Work required -
In this exercise, copy exactly the lines from the one that contains "Extract the structured" through the end of the entries below; pictures are not copied.

Collected data:
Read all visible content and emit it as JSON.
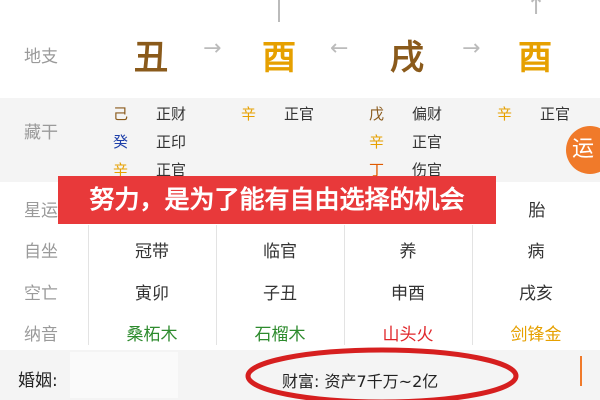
{
  "rows": {
    "dizhi": "地支",
    "canggan": "藏干",
    "xingyun": "星运",
    "zizuo": "自坐",
    "kongwang": "空亡",
    "nayin": "纳音"
  },
  "dizhi": [
    "丑",
    "酉",
    "戌",
    "酉"
  ],
  "arrows": [
    "→",
    "←",
    "→"
  ],
  "canggan": {
    "col1": [
      {
        "gan": "己",
        "shen": "正财"
      },
      {
        "gan": "癸",
        "shen": "正印"
      },
      {
        "gan": "辛",
        "shen": "正官"
      }
    ],
    "col2": [
      {
        "gan": "辛",
        "shen": "正官"
      }
    ],
    "col3": [
      {
        "gan": "戊",
        "shen": "偏财"
      },
      {
        "gan": "辛",
        "shen": "正官"
      },
      {
        "gan": "丁",
        "shen": "伤官"
      }
    ],
    "col4": [
      {
        "gan": "辛",
        "shen": "正官"
      }
    ]
  },
  "xingyun_col4": "胎",
  "zizuo": [
    "冠带",
    "临官",
    "养",
    "病"
  ],
  "kongwang": [
    "寅卯",
    "子丑",
    "申酉",
    "戌亥"
  ],
  "nayin": [
    {
      "text": "桑柘木",
      "color": "#2e8b2e"
    },
    {
      "text": "石榴木",
      "color": "#2e8b2e"
    },
    {
      "text": "山头火",
      "color": "#e0262a"
    },
    {
      "text": "剑锋金",
      "color": "#e6a000"
    }
  ],
  "banner": "努力，是为了能有自由选择的机会",
  "yun_button": "运",
  "bottom": {
    "marriage_label": "婚姻:",
    "wealth": "财富: 资产7千万~2亿"
  },
  "colors": {
    "banner_bg": "#e8393a",
    "yun_bg": "#f07a2a",
    "oval": "#d61f1f"
  }
}
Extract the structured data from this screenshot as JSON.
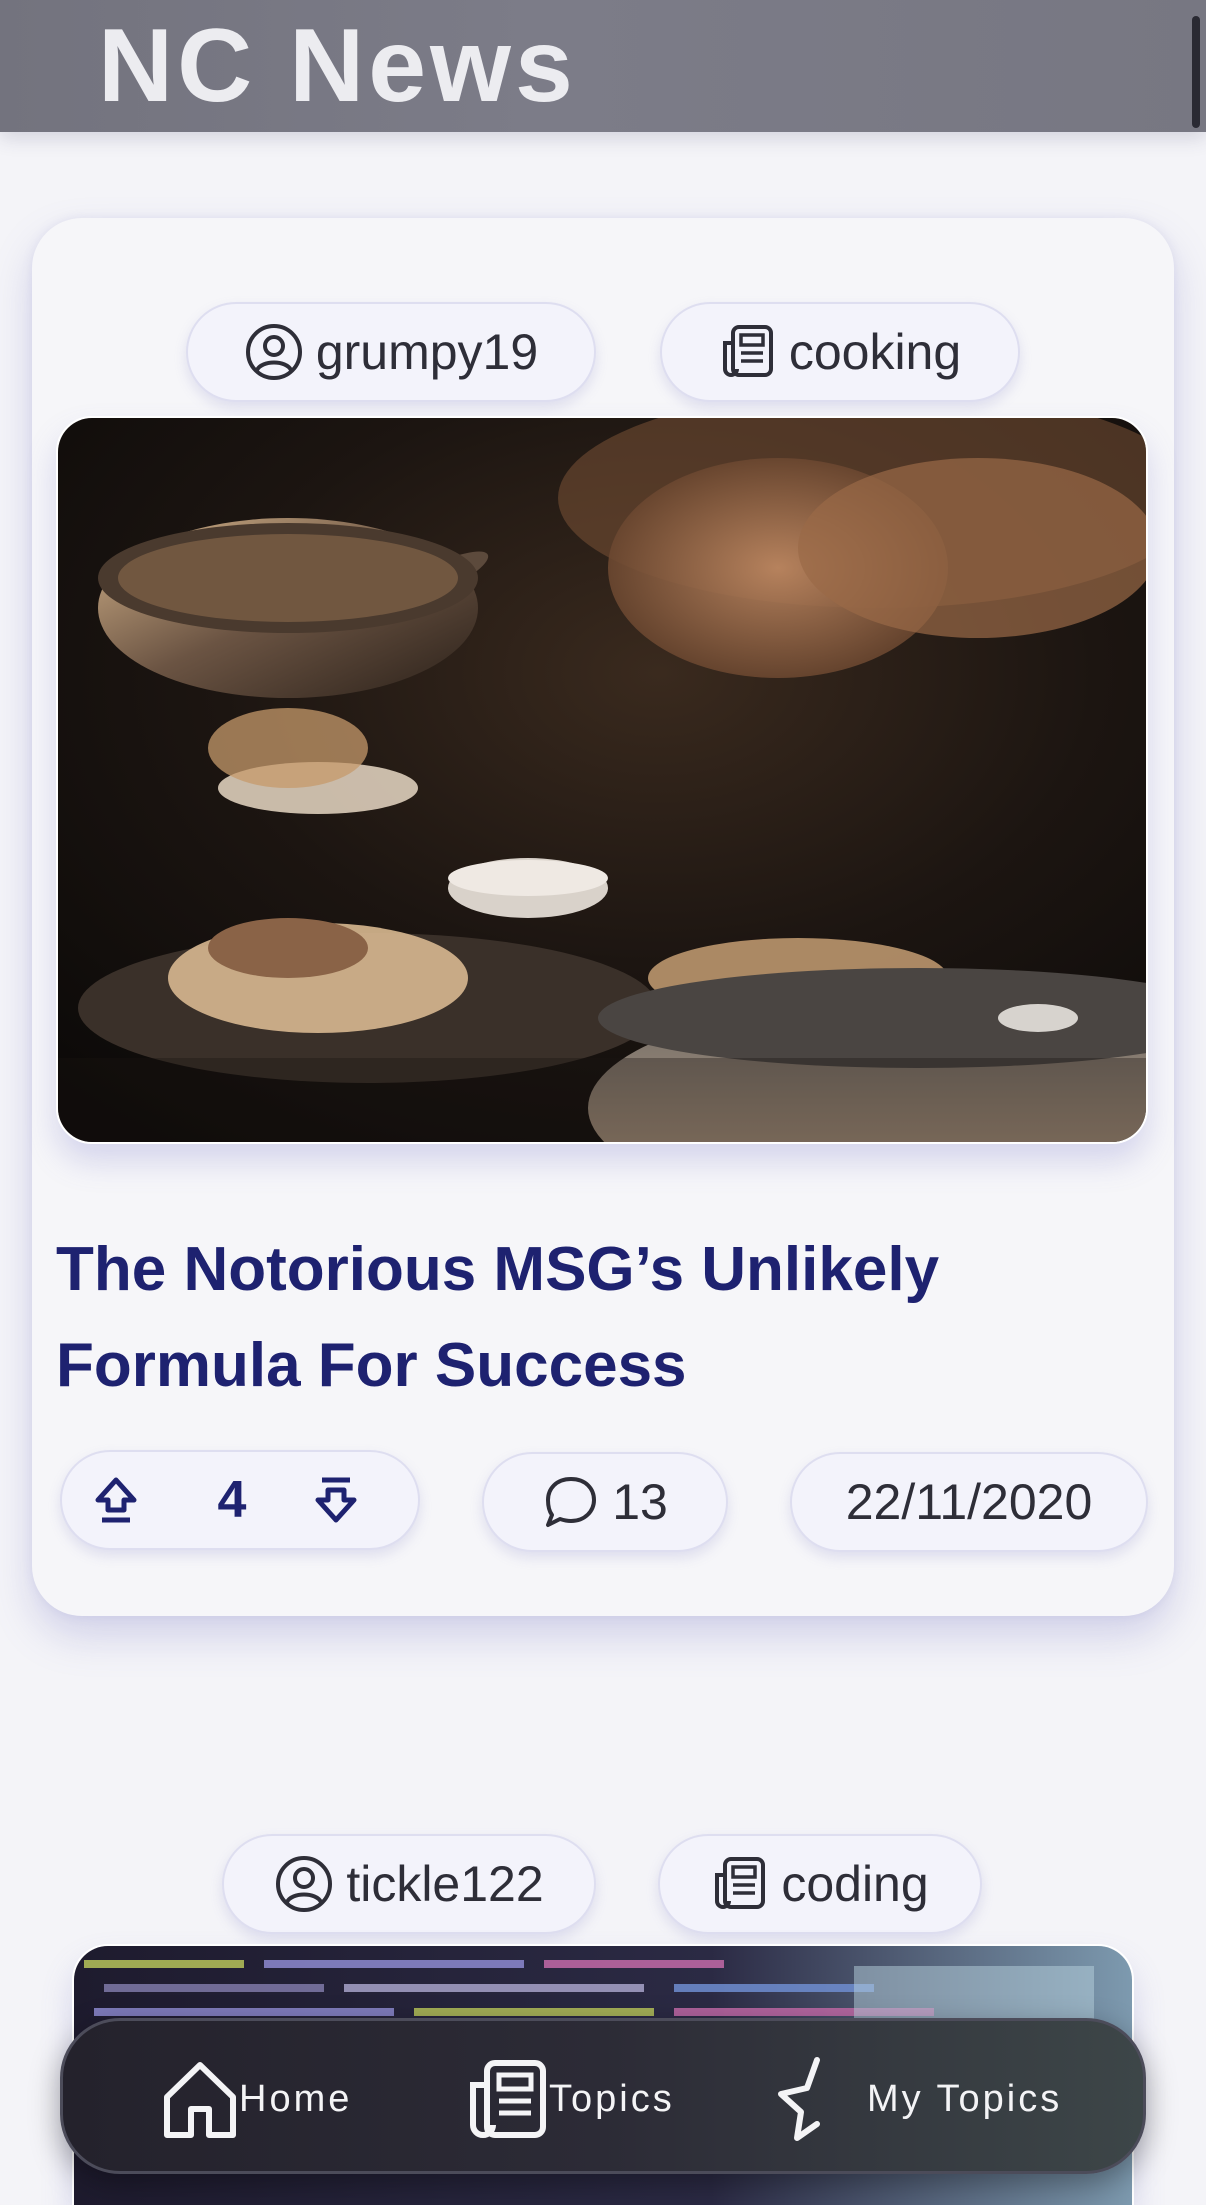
{
  "header": {
    "title": "NC News"
  },
  "articles": [
    {
      "author": "grumpy19",
      "topic": "cooking",
      "title": "The Notorious MSG’s Unlikely Formula For Success",
      "votes": "4",
      "comment_count": "13",
      "date": "22/11/2020"
    },
    {
      "author": "tickle122",
      "topic": "coding"
    }
  ],
  "icons": {
    "author": "user-circle-icon",
    "topic": "newspaper-icon",
    "upvote": "arrow-up-icon",
    "downvote": "arrow-down-icon",
    "comments": "speech-bubble-icon",
    "home": "home-icon",
    "topics": "newspaper-icon",
    "my_topics": "star-icon"
  },
  "nav": {
    "home_label": "Home",
    "topics_label": "Topics",
    "my_topics_label": "My Topics"
  },
  "colors": {
    "accent": "#1e2270",
    "header_bg": "#777782",
    "page_bg": "#f4f4f8",
    "navbar_bg": "#2c2b36"
  }
}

The response -
Extract the structured data from this screenshot as JSON.
{
  "header": {
    "title": "NC News"
  },
  "articles": [
    {
      "author": "grumpy19",
      "topic": "cooking",
      "title": "The Notorious MSG’s Unlikely Formula For Success",
      "votes": "4",
      "comment_count": "13",
      "date": "22/11/2020"
    },
    {
      "author": "tickle122",
      "topic": "coding"
    }
  ],
  "icons": {
    "author": "user-circle-icon",
    "topic": "newspaper-icon",
    "upvote": "arrow-up-icon",
    "downvote": "arrow-down-icon",
    "comments": "speech-bubble-icon",
    "home": "home-icon",
    "topics": "newspaper-icon",
    "my_topics": "star-icon"
  },
  "nav": {
    "home_label": "Home",
    "topics_label": "Topics",
    "my_topics_label": "My Topics"
  },
  "colors": {
    "accent": "#1e2270",
    "header_bg": "#777782",
    "page_bg": "#f4f4f8",
    "navbar_bg": "#2c2b36"
  }
}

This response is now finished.